Dataset entries:
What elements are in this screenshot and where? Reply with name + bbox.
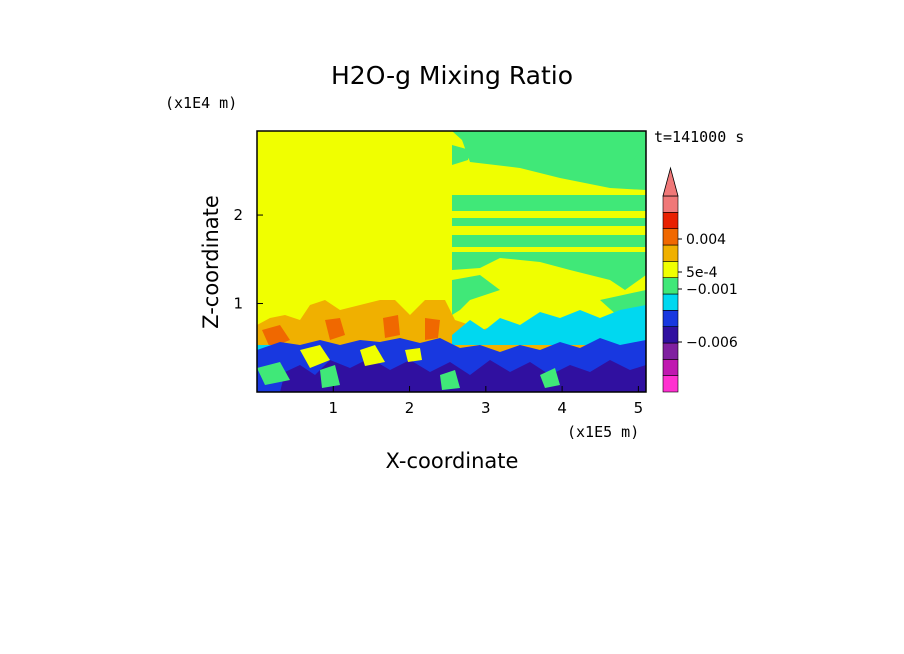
colorbar-label: 0.004 (686, 232, 726, 248)
y-axis-title: Z-coordinate (199, 195, 223, 329)
y-tick-label: 2 (233, 206, 243, 224)
time-label: t=141000 s (654, 128, 744, 146)
green-layer-4 (452, 252, 646, 290)
colorbar-extend-arrow (662, 166, 679, 197)
colorbar-swatch (662, 375, 679, 393)
chart-title: H2O-g Mixing Ratio (331, 61, 573, 90)
green-layer-1 (452, 195, 646, 211)
colorbar-swatch (662, 310, 679, 327)
upper-right-green-region (452, 135, 640, 165)
x-tick-label: 1 (329, 399, 339, 417)
colorbar: 0.004 5e-4−0.001 −0.006 (662, 166, 738, 393)
colorbar-swatch (662, 195, 679, 213)
green-layer-2 (452, 218, 646, 226)
x-tick-label: 5 (634, 399, 644, 417)
green-layer-3 (452, 235, 646, 247)
plot-area (256, 130, 647, 393)
x-tick-label: 4 (557, 399, 567, 417)
colorbar-label: −0.001 (686, 282, 738, 298)
x-axis-title: X-coordinate (386, 449, 519, 473)
y-axis: 12 (233, 206, 263, 313)
x-axis: 1 2 3 4 5 (329, 386, 644, 417)
x-unit-label: (x1E5 m) (567, 423, 639, 441)
colorbar-swatch (662, 228, 679, 246)
colorbar-swatch (662, 293, 679, 311)
plot-frame (256, 130, 647, 393)
colorbar-label: 5e-4 (686, 265, 718, 281)
colorbar-swatch (662, 277, 679, 295)
colorbar-swatch (662, 342, 679, 360)
x-tick-label: 3 (481, 399, 491, 417)
colorbar-label: −0.006 (686, 335, 738, 351)
x-tick-label: 2 (405, 399, 415, 417)
colorbar-swatch (662, 244, 679, 262)
colorbar-swatch (662, 212, 679, 229)
colorbar-swatch (662, 326, 679, 344)
yellow-lobes (300, 345, 422, 368)
y-tick-label: 1 (233, 295, 243, 313)
y-unit-label: (x1E4 m) (165, 94, 237, 112)
colorbar-swatch (662, 261, 679, 278)
green-patches-low (257, 362, 560, 390)
colorbar-swatch (662, 359, 679, 376)
cyan-transition (257, 305, 646, 355)
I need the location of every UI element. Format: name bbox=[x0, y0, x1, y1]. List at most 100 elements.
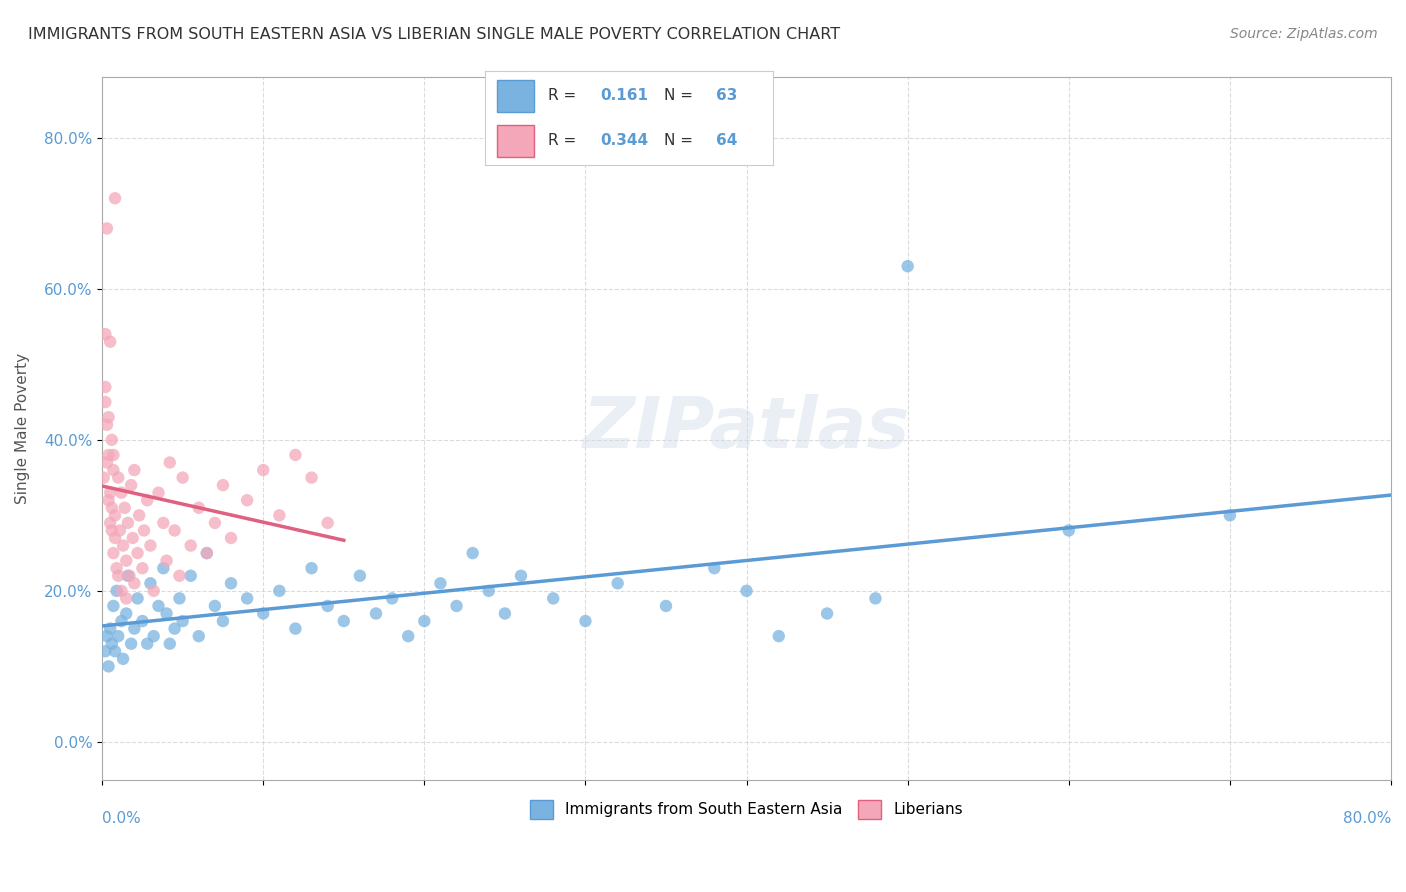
Point bbox=[93, 470, 115, 484]
Point bbox=[219, 576, 242, 591]
Point bbox=[124, 463, 146, 477]
Point bbox=[110, 583, 132, 598]
Point bbox=[204, 599, 226, 613]
Point bbox=[103, 546, 125, 560]
Text: N =: N = bbox=[664, 133, 697, 148]
Point bbox=[172, 470, 194, 484]
Point bbox=[103, 448, 125, 462]
Point bbox=[117, 568, 139, 582]
Point bbox=[815, 607, 838, 621]
Point bbox=[124, 576, 146, 591]
Point bbox=[121, 531, 143, 545]
Y-axis label: Single Male Poverty: Single Male Poverty bbox=[15, 353, 30, 504]
Point bbox=[284, 622, 307, 636]
Text: R =: R = bbox=[548, 133, 582, 148]
Point bbox=[142, 629, 165, 643]
Point bbox=[655, 599, 678, 613]
Point bbox=[446, 599, 468, 613]
Point bbox=[159, 637, 181, 651]
Point bbox=[98, 516, 121, 530]
Point bbox=[127, 546, 149, 560]
Point bbox=[131, 614, 153, 628]
Point bbox=[204, 516, 226, 530]
Point bbox=[96, 221, 118, 235]
Point bbox=[136, 637, 159, 651]
Point bbox=[96, 455, 118, 469]
Point bbox=[316, 599, 339, 613]
Point bbox=[172, 614, 194, 628]
Bar bbox=[496, 79, 534, 112]
Point bbox=[118, 568, 141, 582]
Point bbox=[169, 568, 191, 582]
Point bbox=[349, 568, 371, 582]
Point bbox=[301, 561, 323, 575]
Point bbox=[101, 500, 124, 515]
Text: 80.0%: 80.0% bbox=[1343, 811, 1391, 826]
Point bbox=[98, 485, 121, 500]
Point bbox=[219, 531, 242, 545]
Point bbox=[510, 568, 533, 582]
Point bbox=[155, 554, 177, 568]
Point bbox=[180, 568, 202, 582]
Point bbox=[152, 561, 174, 575]
Point bbox=[97, 493, 120, 508]
Point bbox=[115, 607, 138, 621]
Point bbox=[155, 607, 177, 621]
Point bbox=[252, 463, 274, 477]
Point bbox=[136, 493, 159, 508]
Point bbox=[103, 599, 125, 613]
Point bbox=[114, 500, 136, 515]
Point bbox=[606, 576, 628, 591]
Point bbox=[97, 659, 120, 673]
Point bbox=[105, 583, 128, 598]
Point bbox=[112, 539, 135, 553]
Point bbox=[107, 629, 129, 643]
Point bbox=[159, 455, 181, 469]
Point bbox=[139, 539, 162, 553]
Point bbox=[381, 591, 404, 606]
Point bbox=[169, 591, 191, 606]
Point bbox=[236, 591, 259, 606]
Point bbox=[252, 607, 274, 621]
Point bbox=[98, 334, 121, 349]
Point bbox=[494, 607, 516, 621]
Point bbox=[101, 433, 124, 447]
Point bbox=[96, 417, 118, 432]
Point bbox=[269, 508, 291, 523]
Point bbox=[142, 583, 165, 598]
Point bbox=[115, 554, 138, 568]
Text: N =: N = bbox=[664, 88, 697, 103]
Point bbox=[104, 191, 127, 205]
Point bbox=[212, 614, 235, 628]
Point bbox=[461, 546, 484, 560]
Point bbox=[478, 583, 501, 598]
Point bbox=[104, 644, 127, 658]
Point bbox=[316, 516, 339, 530]
Point bbox=[104, 531, 127, 545]
Text: IMMIGRANTS FROM SOUTH EASTERN ASIA VS LIBERIAN SINGLE MALE POVERTY CORRELATION C: IMMIGRANTS FROM SOUTH EASTERN ASIA VS LI… bbox=[28, 27, 841, 42]
Point bbox=[152, 516, 174, 530]
Point bbox=[333, 614, 356, 628]
Point bbox=[124, 622, 146, 636]
Point bbox=[105, 561, 128, 575]
Point bbox=[94, 395, 117, 409]
Legend: Immigrants from South Eastern Asia, Liberians: Immigrants from South Eastern Asia, Libe… bbox=[524, 794, 969, 824]
Point bbox=[108, 524, 131, 538]
Point bbox=[110, 614, 132, 628]
Point bbox=[163, 524, 186, 538]
Point bbox=[195, 546, 218, 560]
Text: 0.0%: 0.0% bbox=[103, 811, 141, 826]
Text: 63: 63 bbox=[716, 88, 737, 103]
Point bbox=[96, 629, 118, 643]
Point bbox=[94, 327, 117, 342]
Point bbox=[97, 410, 120, 425]
Point bbox=[163, 622, 186, 636]
Point bbox=[413, 614, 436, 628]
Point bbox=[94, 644, 117, 658]
Point bbox=[97, 448, 120, 462]
Point bbox=[768, 629, 790, 643]
Text: 0.161: 0.161 bbox=[600, 88, 648, 103]
Point bbox=[897, 259, 920, 273]
Point bbox=[98, 622, 121, 636]
Text: ZIPatlas: ZIPatlas bbox=[583, 394, 910, 463]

__Stated goal__.
Reproduce verbatim the lines of the listing starting at the line containing "colorbar-label: 0.004 (686, 232, 726, 248)" and ending at the line containing "colorbar-extend-arrow (662, 166, 679, 197)", including both of those lines.

__Response__.
colorbar-label: 0.004 (686, 232, 726, 248)
y-axis-title: Z-coordinate (199, 195, 223, 329)
y-tick-label: 2 (233, 206, 243, 224)
time-label: t=141000 s (654, 128, 744, 146)
green-layer-4 (452, 252, 646, 290)
colorbar-extend-arrow (662, 166, 679, 197)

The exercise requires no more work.